◆ **Dataset items**:
───

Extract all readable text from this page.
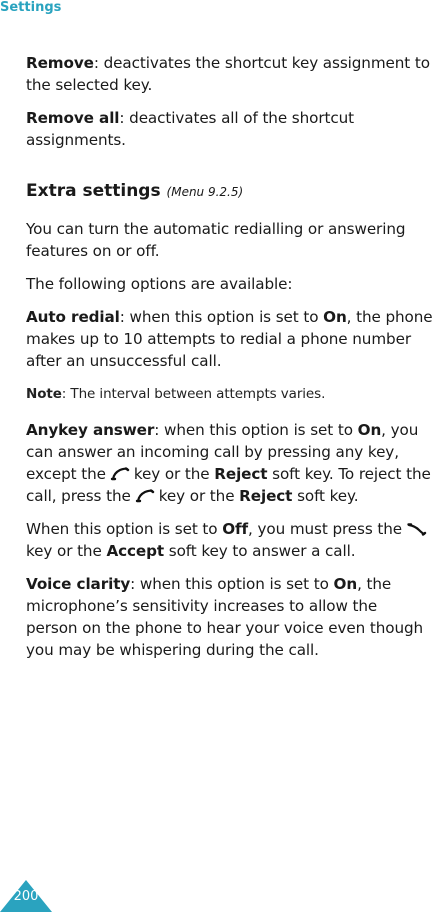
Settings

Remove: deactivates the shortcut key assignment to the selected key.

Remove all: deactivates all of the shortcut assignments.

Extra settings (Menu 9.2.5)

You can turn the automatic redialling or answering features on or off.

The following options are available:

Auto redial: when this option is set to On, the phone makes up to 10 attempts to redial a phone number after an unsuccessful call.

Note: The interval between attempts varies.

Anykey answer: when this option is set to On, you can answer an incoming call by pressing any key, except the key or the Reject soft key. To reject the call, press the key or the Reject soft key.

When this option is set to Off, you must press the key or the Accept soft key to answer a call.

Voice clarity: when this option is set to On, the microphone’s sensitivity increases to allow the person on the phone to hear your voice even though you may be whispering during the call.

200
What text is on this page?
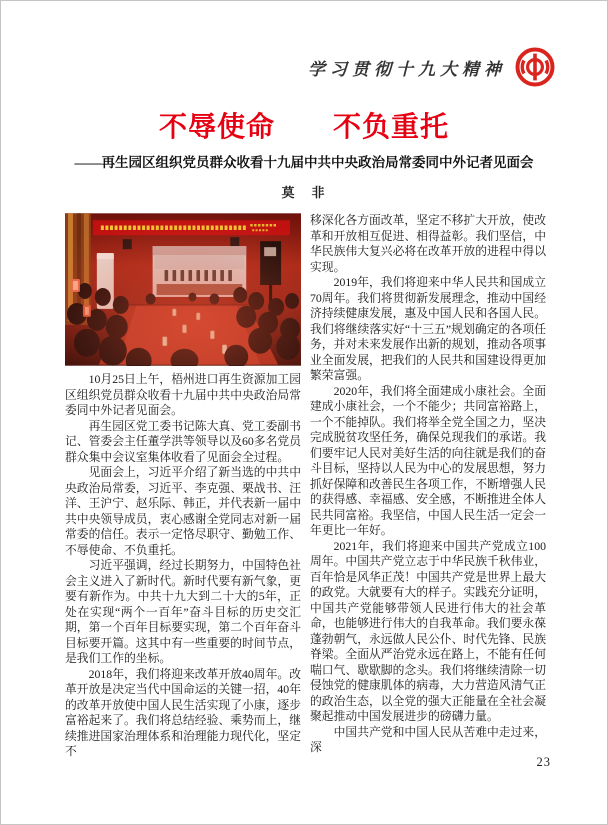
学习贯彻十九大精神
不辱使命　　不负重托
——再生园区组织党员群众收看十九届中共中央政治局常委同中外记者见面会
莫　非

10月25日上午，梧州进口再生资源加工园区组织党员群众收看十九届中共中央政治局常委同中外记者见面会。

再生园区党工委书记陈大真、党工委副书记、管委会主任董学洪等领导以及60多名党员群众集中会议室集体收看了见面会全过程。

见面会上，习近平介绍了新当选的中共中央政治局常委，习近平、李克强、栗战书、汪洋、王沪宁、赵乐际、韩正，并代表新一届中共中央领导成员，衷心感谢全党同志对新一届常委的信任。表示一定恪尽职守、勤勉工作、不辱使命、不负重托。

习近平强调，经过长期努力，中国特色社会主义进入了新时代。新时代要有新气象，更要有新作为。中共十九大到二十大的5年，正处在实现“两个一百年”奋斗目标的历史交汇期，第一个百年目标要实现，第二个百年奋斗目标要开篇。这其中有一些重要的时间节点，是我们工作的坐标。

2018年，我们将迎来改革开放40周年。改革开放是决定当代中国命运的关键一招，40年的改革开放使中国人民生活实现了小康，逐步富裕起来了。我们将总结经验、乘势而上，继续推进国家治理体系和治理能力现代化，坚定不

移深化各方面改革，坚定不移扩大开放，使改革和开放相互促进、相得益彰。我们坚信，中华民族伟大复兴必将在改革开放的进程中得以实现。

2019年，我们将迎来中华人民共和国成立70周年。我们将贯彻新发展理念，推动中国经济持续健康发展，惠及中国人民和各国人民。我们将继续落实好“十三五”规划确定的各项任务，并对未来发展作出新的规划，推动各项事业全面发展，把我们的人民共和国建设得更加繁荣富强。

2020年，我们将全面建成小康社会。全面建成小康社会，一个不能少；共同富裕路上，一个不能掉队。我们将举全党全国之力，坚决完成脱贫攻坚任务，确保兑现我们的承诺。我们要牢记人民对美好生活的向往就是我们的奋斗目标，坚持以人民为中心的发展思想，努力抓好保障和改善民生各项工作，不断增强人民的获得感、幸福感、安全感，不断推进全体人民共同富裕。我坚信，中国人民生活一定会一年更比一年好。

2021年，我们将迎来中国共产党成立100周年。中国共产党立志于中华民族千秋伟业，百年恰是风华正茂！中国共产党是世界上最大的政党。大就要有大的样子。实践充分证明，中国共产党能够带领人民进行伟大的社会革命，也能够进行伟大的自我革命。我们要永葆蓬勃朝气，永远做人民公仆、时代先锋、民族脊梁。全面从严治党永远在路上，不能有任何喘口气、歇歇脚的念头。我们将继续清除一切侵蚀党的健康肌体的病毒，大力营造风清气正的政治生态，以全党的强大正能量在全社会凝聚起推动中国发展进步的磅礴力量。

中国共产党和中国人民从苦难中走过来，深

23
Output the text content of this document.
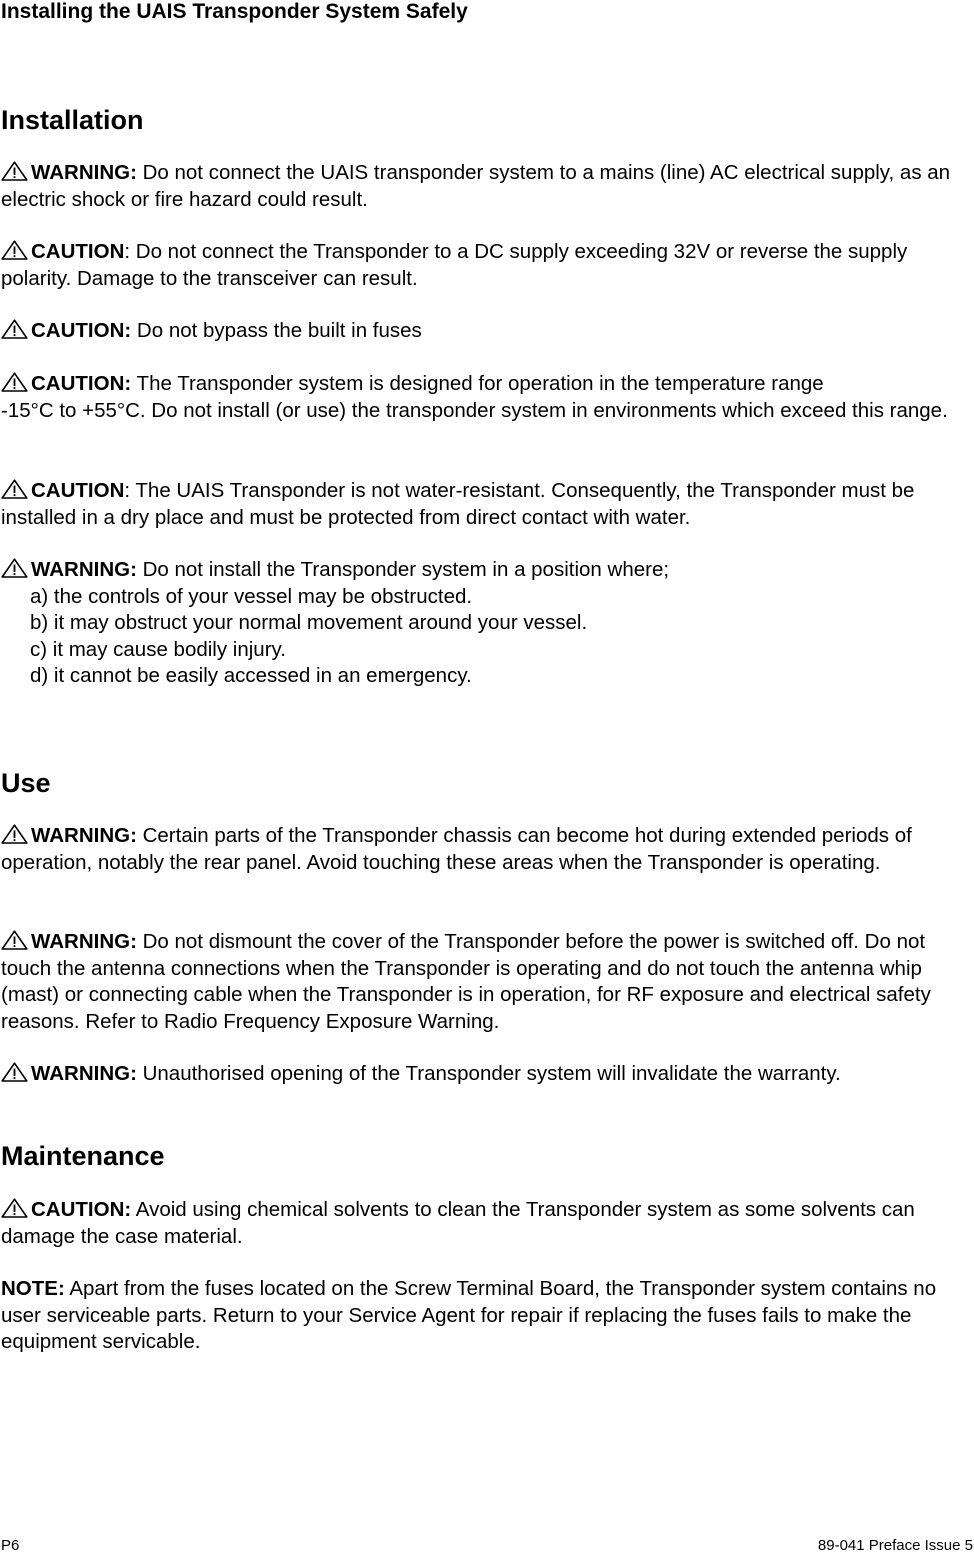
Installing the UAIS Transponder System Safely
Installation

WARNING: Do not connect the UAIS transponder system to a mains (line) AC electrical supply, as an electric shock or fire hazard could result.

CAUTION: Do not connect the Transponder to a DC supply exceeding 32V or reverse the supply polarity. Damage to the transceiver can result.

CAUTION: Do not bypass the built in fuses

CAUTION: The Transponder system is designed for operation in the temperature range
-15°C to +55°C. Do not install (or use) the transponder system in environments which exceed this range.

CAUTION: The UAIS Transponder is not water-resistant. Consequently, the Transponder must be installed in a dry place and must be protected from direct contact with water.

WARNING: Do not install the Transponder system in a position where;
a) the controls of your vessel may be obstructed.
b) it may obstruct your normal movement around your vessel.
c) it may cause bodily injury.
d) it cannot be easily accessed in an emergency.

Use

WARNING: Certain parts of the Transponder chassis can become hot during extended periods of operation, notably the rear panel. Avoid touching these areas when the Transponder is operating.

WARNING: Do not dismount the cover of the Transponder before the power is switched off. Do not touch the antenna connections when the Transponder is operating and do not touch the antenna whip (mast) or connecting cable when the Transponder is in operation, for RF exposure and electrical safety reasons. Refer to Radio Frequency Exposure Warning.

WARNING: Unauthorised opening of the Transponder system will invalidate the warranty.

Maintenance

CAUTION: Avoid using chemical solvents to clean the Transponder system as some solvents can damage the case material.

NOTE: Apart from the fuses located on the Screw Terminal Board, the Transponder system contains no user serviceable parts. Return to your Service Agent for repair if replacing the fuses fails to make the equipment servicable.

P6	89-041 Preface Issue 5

───

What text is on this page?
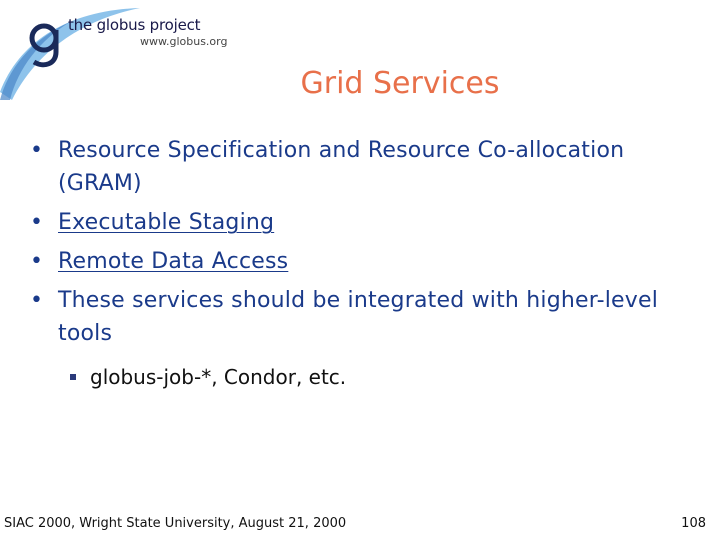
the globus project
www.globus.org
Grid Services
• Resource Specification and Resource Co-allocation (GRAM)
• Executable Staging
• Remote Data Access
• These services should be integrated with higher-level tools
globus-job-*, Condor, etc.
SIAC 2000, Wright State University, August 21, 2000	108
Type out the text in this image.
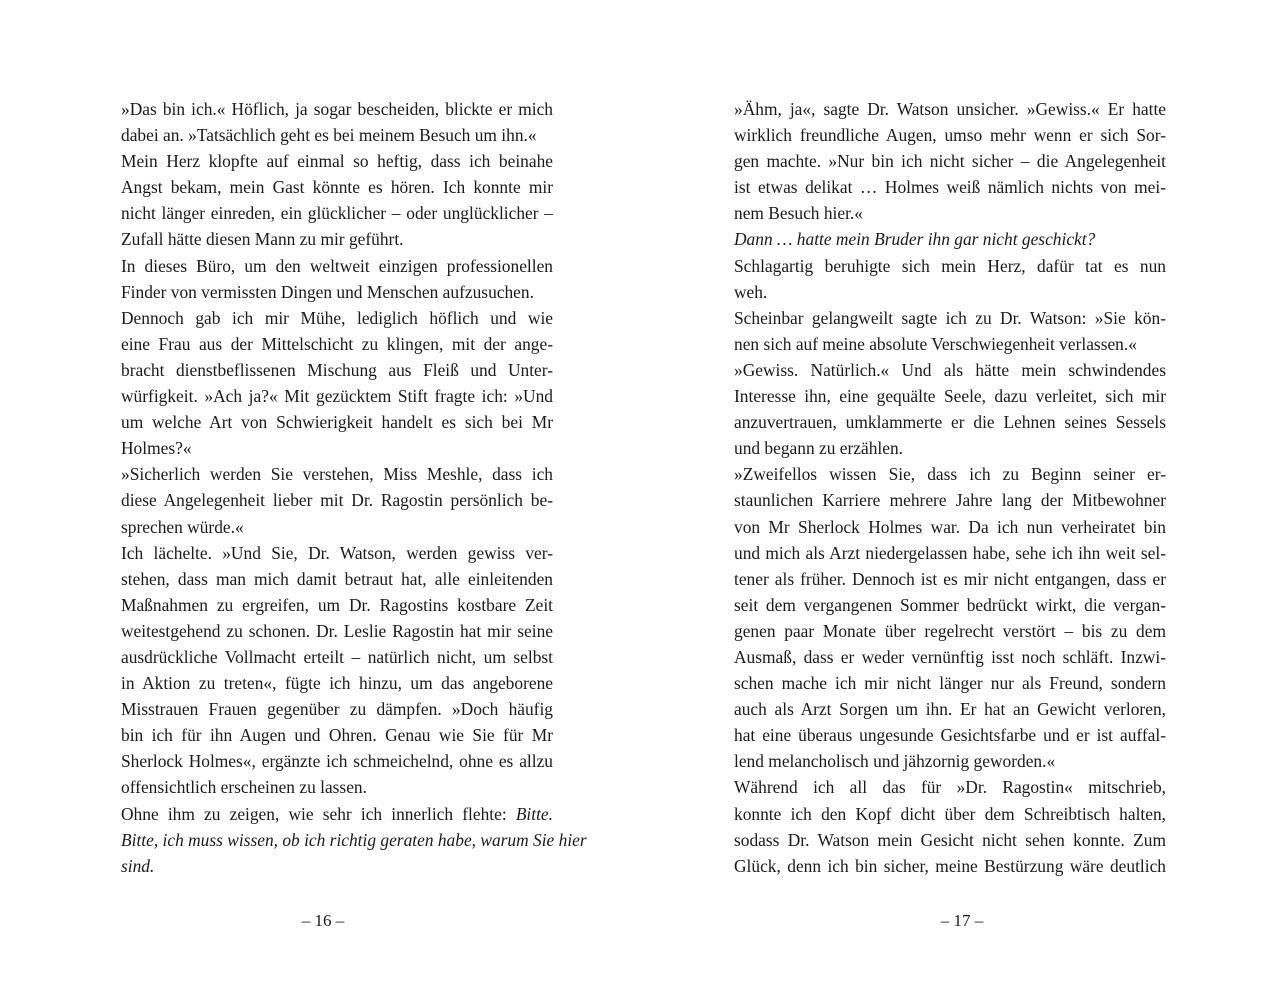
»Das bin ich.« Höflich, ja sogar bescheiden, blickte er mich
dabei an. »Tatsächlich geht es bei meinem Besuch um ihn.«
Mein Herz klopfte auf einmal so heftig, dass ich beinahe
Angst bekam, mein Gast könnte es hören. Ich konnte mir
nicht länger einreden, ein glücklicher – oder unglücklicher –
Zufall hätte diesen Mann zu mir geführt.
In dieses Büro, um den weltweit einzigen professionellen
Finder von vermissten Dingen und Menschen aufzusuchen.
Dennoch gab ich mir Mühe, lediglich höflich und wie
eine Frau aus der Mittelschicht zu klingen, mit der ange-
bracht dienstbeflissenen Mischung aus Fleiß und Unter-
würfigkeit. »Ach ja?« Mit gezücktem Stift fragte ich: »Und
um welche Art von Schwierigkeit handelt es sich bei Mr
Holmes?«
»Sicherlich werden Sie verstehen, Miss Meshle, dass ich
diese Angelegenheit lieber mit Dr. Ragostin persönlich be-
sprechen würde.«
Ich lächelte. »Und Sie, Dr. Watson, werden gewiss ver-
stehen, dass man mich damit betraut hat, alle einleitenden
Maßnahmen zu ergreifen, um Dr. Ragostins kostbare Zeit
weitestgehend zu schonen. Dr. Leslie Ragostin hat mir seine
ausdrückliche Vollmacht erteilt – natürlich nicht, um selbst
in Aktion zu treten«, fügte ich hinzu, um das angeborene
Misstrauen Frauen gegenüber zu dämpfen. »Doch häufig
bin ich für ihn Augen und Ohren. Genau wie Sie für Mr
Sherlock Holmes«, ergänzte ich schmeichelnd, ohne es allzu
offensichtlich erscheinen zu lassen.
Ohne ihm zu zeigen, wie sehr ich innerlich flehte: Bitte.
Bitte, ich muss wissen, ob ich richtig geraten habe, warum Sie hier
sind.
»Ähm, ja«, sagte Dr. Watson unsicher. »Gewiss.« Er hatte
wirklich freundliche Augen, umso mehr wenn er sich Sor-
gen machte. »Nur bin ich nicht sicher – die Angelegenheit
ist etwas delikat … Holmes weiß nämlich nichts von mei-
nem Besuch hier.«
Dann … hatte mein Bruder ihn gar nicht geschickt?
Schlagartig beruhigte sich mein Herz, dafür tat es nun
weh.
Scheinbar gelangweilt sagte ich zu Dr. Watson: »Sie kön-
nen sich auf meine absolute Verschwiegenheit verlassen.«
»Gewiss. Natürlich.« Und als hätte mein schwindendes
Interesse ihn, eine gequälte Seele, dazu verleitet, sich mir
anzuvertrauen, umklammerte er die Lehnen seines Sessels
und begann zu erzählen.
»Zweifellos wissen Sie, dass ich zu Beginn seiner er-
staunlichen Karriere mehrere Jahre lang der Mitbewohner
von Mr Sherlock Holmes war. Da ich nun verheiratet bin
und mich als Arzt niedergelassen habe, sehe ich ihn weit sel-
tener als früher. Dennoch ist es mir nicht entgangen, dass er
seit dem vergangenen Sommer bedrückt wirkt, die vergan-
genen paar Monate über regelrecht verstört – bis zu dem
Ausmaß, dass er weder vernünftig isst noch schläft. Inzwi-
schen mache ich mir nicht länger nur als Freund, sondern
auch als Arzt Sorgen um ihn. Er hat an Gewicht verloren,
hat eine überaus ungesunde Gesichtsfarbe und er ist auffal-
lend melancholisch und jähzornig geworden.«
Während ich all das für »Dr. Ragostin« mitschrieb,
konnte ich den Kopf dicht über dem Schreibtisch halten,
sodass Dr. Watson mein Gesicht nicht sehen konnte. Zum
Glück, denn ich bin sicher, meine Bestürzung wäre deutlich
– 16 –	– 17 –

───

◆ **Job**: Make a list of all lines in the data that contain "Remove".

◆ **Exercise result**:
Remove: deactivates the shortcut key assignment to the selected key.
Remove all: deactivates all of the shortcut assignments.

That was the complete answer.